** start EXERCISE DATA **

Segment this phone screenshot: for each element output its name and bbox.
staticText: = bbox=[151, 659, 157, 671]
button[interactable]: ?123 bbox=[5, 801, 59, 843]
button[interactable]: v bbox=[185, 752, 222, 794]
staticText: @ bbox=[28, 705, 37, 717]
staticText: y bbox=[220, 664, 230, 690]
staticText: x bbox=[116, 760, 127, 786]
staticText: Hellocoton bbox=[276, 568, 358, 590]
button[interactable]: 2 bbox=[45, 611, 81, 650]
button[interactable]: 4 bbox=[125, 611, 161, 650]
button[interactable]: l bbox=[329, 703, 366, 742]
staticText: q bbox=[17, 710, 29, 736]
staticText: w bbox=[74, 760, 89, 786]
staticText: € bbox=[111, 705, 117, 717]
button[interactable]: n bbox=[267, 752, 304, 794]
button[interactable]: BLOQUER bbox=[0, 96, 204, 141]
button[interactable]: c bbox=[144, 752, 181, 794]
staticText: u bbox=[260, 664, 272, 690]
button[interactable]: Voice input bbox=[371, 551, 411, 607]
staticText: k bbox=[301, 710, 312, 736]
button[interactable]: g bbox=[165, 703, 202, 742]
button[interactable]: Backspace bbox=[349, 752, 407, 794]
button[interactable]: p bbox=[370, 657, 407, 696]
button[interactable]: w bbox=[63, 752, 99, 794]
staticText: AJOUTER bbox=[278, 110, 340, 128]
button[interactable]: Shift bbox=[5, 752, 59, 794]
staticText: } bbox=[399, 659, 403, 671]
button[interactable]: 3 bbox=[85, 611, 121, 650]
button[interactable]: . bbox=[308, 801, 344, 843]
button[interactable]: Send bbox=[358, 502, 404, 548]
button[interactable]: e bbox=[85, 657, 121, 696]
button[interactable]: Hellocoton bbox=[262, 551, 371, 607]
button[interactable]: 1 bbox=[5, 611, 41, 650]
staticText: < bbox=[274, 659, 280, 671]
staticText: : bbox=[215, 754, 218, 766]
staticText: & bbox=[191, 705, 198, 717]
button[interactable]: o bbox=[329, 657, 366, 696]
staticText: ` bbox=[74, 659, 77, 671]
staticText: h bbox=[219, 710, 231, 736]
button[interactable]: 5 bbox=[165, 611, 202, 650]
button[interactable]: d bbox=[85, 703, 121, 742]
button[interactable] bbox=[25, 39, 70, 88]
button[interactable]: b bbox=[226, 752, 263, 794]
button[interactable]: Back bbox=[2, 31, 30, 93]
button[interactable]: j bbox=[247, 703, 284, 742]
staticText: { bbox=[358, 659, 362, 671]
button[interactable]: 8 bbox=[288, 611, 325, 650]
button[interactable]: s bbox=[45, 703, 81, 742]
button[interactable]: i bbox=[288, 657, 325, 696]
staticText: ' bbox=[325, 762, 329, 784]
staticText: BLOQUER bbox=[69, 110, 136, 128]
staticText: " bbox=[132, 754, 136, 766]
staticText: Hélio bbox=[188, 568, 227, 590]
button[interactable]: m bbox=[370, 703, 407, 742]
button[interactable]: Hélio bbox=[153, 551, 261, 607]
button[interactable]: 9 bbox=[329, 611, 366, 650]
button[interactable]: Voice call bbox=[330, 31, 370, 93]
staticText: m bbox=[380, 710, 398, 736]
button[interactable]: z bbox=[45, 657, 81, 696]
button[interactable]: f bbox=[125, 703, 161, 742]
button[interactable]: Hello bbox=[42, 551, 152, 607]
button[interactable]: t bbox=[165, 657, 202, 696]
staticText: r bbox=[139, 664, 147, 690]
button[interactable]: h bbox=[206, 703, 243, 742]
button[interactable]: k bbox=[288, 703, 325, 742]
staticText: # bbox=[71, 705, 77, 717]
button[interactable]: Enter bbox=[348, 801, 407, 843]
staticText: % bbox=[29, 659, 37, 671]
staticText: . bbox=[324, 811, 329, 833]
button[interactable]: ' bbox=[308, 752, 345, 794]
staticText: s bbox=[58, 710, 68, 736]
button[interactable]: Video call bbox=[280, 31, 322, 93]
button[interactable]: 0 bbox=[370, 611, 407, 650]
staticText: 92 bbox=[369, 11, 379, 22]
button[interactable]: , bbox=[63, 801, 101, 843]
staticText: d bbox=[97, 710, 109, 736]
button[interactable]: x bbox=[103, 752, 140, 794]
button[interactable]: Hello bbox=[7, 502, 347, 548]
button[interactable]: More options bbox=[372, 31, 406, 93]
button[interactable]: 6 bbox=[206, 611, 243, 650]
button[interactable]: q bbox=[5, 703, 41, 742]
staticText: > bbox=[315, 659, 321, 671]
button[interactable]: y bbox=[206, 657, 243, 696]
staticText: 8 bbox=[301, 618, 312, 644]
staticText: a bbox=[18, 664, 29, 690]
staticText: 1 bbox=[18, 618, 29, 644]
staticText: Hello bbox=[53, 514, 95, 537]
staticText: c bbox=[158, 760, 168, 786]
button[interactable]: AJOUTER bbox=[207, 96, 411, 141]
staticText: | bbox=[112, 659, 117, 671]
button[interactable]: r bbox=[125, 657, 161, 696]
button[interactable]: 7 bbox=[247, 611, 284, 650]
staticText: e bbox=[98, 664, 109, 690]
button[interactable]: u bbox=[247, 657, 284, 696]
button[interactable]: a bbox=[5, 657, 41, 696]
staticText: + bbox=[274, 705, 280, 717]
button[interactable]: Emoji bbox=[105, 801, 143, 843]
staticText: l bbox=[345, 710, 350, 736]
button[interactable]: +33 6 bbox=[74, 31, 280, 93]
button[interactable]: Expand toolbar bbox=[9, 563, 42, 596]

** end EXERCISE DATA **

* _EXERCISE_
Please copy everything from the beginning of the data down through the line containing "staticText: @ bbox=[28, 705, 37, 717]", keeping both the first line and that last line.

* _TASK SOLUTION_
Segment this phone screenshot: for each element output its name and bbox.
staticText: = bbox=[151, 659, 157, 671]
button[interactable]: ?123 bbox=[5, 801, 59, 843]
button[interactable]: v bbox=[185, 752, 222, 794]
staticText: @ bbox=[28, 705, 37, 717]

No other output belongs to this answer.